What you need to do
In the material, copy out the lines again unchanged, starting at the line that contains "junction: T3 source" and ending after the line that contains "terminal: +E (461, 19, 470, 28)".

___ Source material ___

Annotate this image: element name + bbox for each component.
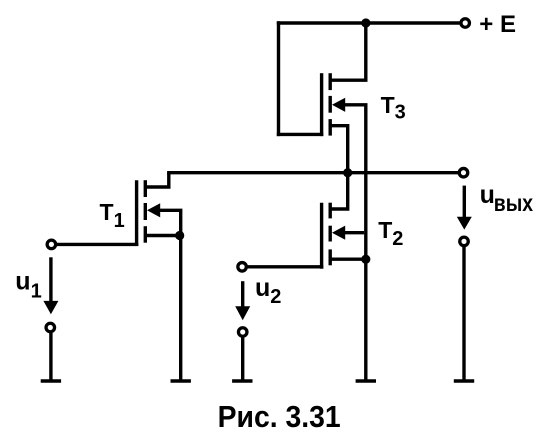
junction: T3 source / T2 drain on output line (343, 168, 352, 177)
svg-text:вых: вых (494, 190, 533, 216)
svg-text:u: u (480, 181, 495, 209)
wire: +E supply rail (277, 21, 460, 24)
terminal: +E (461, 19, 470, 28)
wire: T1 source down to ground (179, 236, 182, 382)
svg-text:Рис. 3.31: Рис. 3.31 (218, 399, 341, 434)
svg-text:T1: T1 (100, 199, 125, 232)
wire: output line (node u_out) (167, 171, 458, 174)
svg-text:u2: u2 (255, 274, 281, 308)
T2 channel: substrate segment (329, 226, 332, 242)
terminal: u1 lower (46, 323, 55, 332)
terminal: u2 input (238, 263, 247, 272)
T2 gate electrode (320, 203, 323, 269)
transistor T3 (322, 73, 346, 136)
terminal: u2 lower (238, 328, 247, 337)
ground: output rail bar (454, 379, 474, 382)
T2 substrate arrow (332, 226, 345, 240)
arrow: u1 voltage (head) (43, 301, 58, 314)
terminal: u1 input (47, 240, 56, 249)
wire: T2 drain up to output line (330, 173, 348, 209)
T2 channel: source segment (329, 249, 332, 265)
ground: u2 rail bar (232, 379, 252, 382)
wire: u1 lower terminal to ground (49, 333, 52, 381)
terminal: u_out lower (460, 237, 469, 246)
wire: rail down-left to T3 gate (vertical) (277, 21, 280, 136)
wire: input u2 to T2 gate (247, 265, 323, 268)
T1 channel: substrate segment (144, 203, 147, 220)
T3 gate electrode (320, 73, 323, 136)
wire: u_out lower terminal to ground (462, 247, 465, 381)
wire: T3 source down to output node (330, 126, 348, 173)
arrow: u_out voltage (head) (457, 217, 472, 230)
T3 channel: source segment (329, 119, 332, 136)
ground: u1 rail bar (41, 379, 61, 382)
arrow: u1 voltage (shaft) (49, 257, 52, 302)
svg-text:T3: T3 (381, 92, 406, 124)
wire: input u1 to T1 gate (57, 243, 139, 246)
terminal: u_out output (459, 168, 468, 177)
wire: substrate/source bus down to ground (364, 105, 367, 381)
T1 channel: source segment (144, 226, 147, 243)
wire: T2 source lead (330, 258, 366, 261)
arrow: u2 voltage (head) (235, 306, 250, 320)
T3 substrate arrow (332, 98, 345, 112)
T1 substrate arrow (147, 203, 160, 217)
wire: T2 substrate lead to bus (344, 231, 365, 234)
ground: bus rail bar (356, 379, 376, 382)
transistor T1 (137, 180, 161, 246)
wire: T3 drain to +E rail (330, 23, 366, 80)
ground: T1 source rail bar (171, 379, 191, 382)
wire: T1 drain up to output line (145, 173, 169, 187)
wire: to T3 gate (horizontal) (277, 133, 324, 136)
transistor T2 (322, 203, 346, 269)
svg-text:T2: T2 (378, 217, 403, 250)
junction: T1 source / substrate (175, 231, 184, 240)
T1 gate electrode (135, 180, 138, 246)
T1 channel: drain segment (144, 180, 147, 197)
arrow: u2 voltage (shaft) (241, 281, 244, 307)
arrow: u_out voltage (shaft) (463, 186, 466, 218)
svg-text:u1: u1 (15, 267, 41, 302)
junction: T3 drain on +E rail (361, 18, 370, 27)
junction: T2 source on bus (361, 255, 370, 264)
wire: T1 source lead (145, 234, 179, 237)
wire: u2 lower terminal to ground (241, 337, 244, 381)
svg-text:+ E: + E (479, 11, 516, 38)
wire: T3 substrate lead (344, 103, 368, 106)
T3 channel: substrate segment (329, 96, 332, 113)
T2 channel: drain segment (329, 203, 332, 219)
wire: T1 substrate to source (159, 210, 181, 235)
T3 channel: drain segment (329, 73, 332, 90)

___

Written answer
junction: T3 source / T2 drain on output line (343, 168, 352, 177)
svg-text:вых: вых (494, 190, 533, 216)
svg-text:u: u (480, 181, 495, 209)
wire: +E supply rail (277, 21, 460, 24)
terminal: +E (461, 19, 470, 28)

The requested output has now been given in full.